## REQUIRED WORK
Produce a word-for-word copy of the listing below without its pictures.

## THE RECORDS
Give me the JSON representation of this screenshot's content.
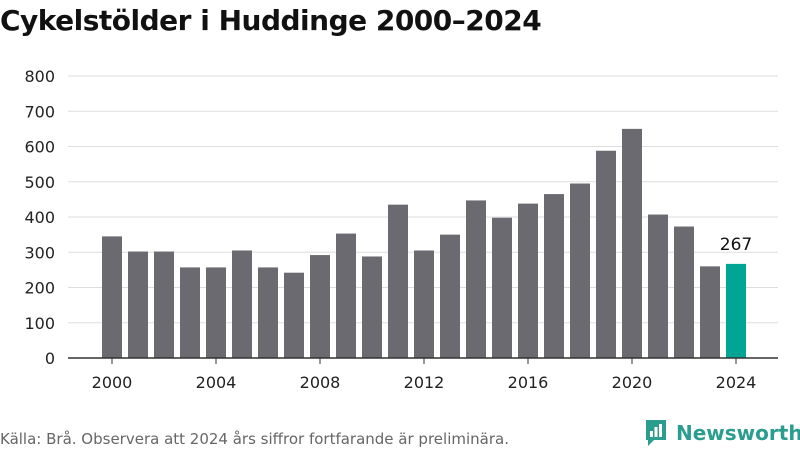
{
  "header": {
    "title": "Cykelstölder i Huddinge 2000–2024"
  },
  "footer": {
    "source": "Källa: Brå. Observera att 2024 års siffror fortfarande är preliminära.",
    "brand": "Newsworthy",
    "brand_icon": "newsworthy-logo-icon"
  },
  "colors": {
    "bar": "#6b6a70",
    "highlight": "#00a596",
    "grid": "#dddddd",
    "brand": "#2a9d8f"
  },
  "chart_data": {
    "type": "bar",
    "title": "Cykelstölder i Huddinge 2000–2024",
    "categories": [
      2000,
      2001,
      2002,
      2003,
      2004,
      2005,
      2006,
      2007,
      2008,
      2009,
      2010,
      2011,
      2012,
      2013,
      2014,
      2015,
      2016,
      2017,
      2018,
      2019,
      2020,
      2021,
      2022,
      2023,
      2024
    ],
    "values": [
      345,
      302,
      302,
      257,
      257,
      305,
      257,
      242,
      292,
      353,
      288,
      435,
      305,
      350,
      447,
      398,
      438,
      465,
      495,
      588,
      650,
      407,
      373,
      260,
      267
    ],
    "xticks": [
      2000,
      2004,
      2008,
      2012,
      2016,
      2020,
      2024
    ],
    "yticks": [
      0,
      100,
      200,
      300,
      400,
      500,
      600,
      700,
      800
    ],
    "ylim": [
      0,
      800
    ],
    "highlight": {
      "index": 24,
      "label": "267"
    },
    "grid": true,
    "legend": "none"
  }
}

## FINAL RESULT
Give me the JSON representation of this screenshot's content.
{
  "header": {
    "title": "Cykelstölder i Huddinge 2000–2024"
  },
  "footer": {
    "source": "Källa: Brå. Observera att 2024 års siffror fortfarande är preliminära.",
    "brand": "Newsworthy",
    "brand_icon": "newsworthy-logo-icon"
  },
  "colors": {
    "bar": "#6b6a70",
    "highlight": "#00a596",
    "grid": "#dddddd",
    "brand": "#2a9d8f"
  },
  "chart_data": {
    "type": "bar",
    "title": "Cykelstölder i Huddinge 2000–2024",
    "categories": [
      2000,
      2001,
      2002,
      2003,
      2004,
      2005,
      2006,
      2007,
      2008,
      2009,
      2010,
      2011,
      2012,
      2013,
      2014,
      2015,
      2016,
      2017,
      2018,
      2019,
      2020,
      2021,
      2022,
      2023,
      2024
    ],
    "values": [
      345,
      302,
      302,
      257,
      257,
      305,
      257,
      242,
      292,
      353,
      288,
      435,
      305,
      350,
      447,
      398,
      438,
      465,
      495,
      588,
      650,
      407,
      373,
      260,
      267
    ],
    "xticks": [
      2000,
      2004,
      2008,
      2012,
      2016,
      2020,
      2024
    ],
    "yticks": [
      0,
      100,
      200,
      300,
      400,
      500,
      600,
      700,
      800
    ],
    "ylim": [
      0,
      800
    ],
    "highlight": {
      "index": 24,
      "label": "267"
    },
    "grid": true,
    "legend": "none"
  }
}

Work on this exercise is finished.